- TASK DETAILS:
With the pictures left out, copy the listing below exactly.

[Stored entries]

* * * *

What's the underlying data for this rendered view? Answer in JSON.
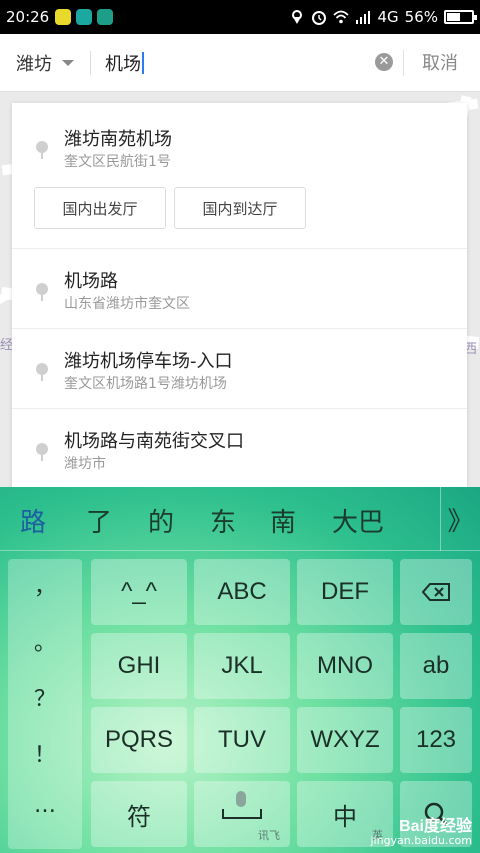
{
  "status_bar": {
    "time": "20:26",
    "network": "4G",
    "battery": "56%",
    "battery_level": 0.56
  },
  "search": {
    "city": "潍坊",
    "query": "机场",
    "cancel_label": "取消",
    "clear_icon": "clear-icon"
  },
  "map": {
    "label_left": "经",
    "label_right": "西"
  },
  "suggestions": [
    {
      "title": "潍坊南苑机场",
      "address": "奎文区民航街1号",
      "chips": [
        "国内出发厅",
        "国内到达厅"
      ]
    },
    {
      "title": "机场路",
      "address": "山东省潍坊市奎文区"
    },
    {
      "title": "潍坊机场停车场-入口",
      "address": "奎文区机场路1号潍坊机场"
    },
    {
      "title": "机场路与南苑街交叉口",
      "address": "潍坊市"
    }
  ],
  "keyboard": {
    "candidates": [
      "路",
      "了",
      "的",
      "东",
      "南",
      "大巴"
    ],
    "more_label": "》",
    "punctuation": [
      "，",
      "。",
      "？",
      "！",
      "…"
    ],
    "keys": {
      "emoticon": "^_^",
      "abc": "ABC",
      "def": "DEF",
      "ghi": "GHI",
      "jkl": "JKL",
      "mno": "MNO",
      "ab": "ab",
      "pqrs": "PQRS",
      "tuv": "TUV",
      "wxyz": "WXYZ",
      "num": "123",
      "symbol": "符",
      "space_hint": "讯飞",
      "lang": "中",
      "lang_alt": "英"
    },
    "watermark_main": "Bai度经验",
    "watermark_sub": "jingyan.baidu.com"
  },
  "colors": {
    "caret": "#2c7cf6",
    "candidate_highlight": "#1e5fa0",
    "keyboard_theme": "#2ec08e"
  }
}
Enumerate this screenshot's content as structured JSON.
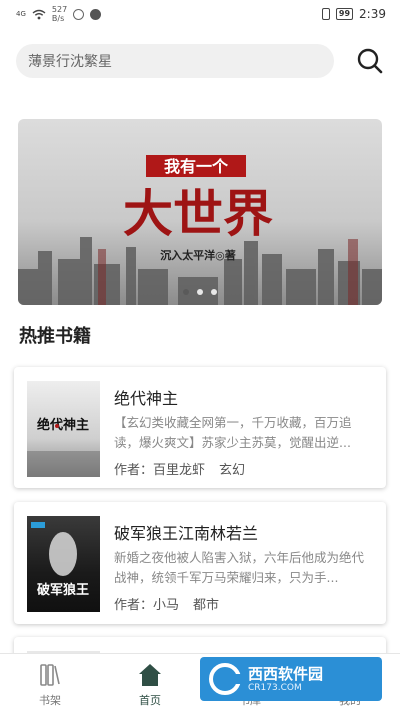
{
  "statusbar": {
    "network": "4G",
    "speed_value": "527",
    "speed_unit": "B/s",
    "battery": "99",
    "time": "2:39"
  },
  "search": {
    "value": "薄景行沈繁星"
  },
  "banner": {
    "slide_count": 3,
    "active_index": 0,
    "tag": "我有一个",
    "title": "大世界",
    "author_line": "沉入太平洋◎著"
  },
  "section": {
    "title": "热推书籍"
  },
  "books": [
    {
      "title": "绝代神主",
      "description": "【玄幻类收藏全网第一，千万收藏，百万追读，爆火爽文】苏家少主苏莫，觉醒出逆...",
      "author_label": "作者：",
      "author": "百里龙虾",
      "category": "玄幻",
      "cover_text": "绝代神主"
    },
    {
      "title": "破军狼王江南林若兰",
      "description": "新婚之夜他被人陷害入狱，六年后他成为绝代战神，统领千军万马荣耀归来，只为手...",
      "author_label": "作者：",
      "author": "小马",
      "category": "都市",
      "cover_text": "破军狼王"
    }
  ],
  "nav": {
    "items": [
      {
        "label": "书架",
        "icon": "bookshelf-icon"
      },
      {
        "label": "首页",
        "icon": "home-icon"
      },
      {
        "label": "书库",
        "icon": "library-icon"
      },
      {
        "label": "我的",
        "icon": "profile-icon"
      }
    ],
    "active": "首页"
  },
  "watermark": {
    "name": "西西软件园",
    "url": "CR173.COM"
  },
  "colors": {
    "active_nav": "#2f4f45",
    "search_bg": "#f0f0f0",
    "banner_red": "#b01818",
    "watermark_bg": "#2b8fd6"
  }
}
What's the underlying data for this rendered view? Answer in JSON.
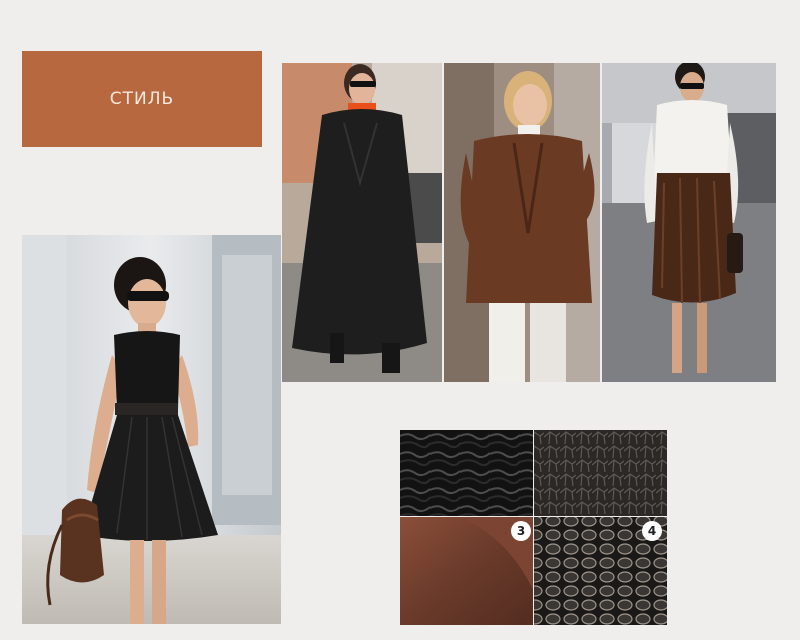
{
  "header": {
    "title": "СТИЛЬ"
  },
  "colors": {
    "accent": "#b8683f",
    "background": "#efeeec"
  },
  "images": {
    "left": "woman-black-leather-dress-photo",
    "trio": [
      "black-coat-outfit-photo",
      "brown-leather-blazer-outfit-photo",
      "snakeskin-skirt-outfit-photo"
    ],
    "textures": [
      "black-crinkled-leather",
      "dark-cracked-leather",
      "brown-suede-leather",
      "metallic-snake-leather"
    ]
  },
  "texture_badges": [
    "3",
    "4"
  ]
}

* * * *

- WRITTEN RESPONSE:
What's the underlying data for this rendered view? Answer in JSON.
{
  "status_bar": {
    "time": "20:26",
    "network": "4G",
    "battery": "56%",
    "battery_level": 0.56
  },
  "search": {
    "city": "潍坊",
    "query": "机场",
    "cancel_label": "取消",
    "clear_icon": "clear-icon"
  },
  "map": {
    "label_left": "经",
    "label_right": "西"
  },
  "suggestions": [
    {
      "title": "潍坊南苑机场",
      "address": "奎文区民航街1号",
      "chips": [
        "国内出发厅",
        "国内到达厅"
      ]
    },
    {
      "title": "机场路",
      "address": "山东省潍坊市奎文区"
    },
    {
      "title": "潍坊机场停车场-入口",
      "address": "奎文区机场路1号潍坊机场"
    },
    {
      "title": "机场路与南苑街交叉口",
      "address": "潍坊市"
    }
  ],
  "keyboard": {
    "candidates": [
      "路",
      "了",
      "的",
      "东",
      "南",
      "大巴"
    ],
    "more_label": "》",
    "punctuation": [
      "，",
      "。",
      "？",
      "！",
      "…"
    ],
    "keys": {
      "emoticon": "^_^",
      "abc": "ABC",
      "def": "DEF",
      "ghi": "GHI",
      "jkl": "JKL",
      "mno": "MNO",
      "ab": "ab",
      "pqrs": "PQRS",
      "tuv": "TUV",
      "wxyz": "WXYZ",
      "num": "123",
      "symbol": "符",
      "space_hint": "讯飞",
      "lang": "中",
      "lang_alt": "英"
    },
    "watermark_main": "Bai度经验",
    "watermark_sub": "jingyan.baidu.com"
  },
  "colors": {
    "caret": "#2c7cf6",
    "candidate_highlight": "#1e5fa0",
    "keyboard_theme": "#2ec08e"
  }
}
Enumerate this screenshot's content as structured JSON.
{
  "statusbar": {
    "network": "4G",
    "speed_value": "527",
    "speed_unit": "B/s",
    "battery": "99",
    "time": "2:39"
  },
  "search": {
    "value": "薄景行沈繁星"
  },
  "banner": {
    "slide_count": 3,
    "active_index": 0,
    "tag": "我有一个",
    "title": "大世界",
    "author_line": "沉入太平洋◎著"
  },
  "section": {
    "title": "热推书籍"
  },
  "books": [
    {
      "title": "绝代神主",
      "description": "【玄幻类收藏全网第一，千万收藏，百万追读，爆火爽文】苏家少主苏莫，觉醒出逆...",
      "author_label": "作者：",
      "author": "百里龙虾",
      "category": "玄幻",
      "cover_text": "绝代神主"
    },
    {
      "title": "破军狼王江南林若兰",
      "description": "新婚之夜他被人陷害入狱，六年后他成为绝代战神，统领千军万马荣耀归来，只为手...",
      "author_label": "作者：",
      "author": "小马",
      "category": "都市",
      "cover_text": "破军狼王"
    }
  ],
  "nav": {
    "items": [
      {
        "label": "书架",
        "icon": "bookshelf-icon"
      },
      {
        "label": "首页",
        "icon": "home-icon"
      },
      {
        "label": "书库",
        "icon": "library-icon"
      },
      {
        "label": "我的",
        "icon": "profile-icon"
      }
    ],
    "active": "首页"
  },
  "watermark": {
    "name": "西西软件园",
    "url": "CR173.COM"
  },
  "colors": {
    "active_nav": "#2f4f45",
    "search_bg": "#f0f0f0",
    "banner_red": "#b01818",
    "watermark_bg": "#2b8fd6"
  }
}
What's the underlying data for this rendered view? Answer in JSON.
{
  "header": {
    "title": "СТИЛЬ"
  },
  "colors": {
    "accent": "#b8683f",
    "background": "#efeeec"
  },
  "images": {
    "left": "woman-black-leather-dress-photo",
    "trio": [
      "black-coat-outfit-photo",
      "brown-leather-blazer-outfit-photo",
      "snakeskin-skirt-outfit-photo"
    ],
    "textures": [
      "black-crinkled-leather",
      "dark-cracked-leather",
      "brown-suede-leather",
      "metallic-snake-leather"
    ]
  },
  "texture_badges": [
    "3",
    "4"
  ]
}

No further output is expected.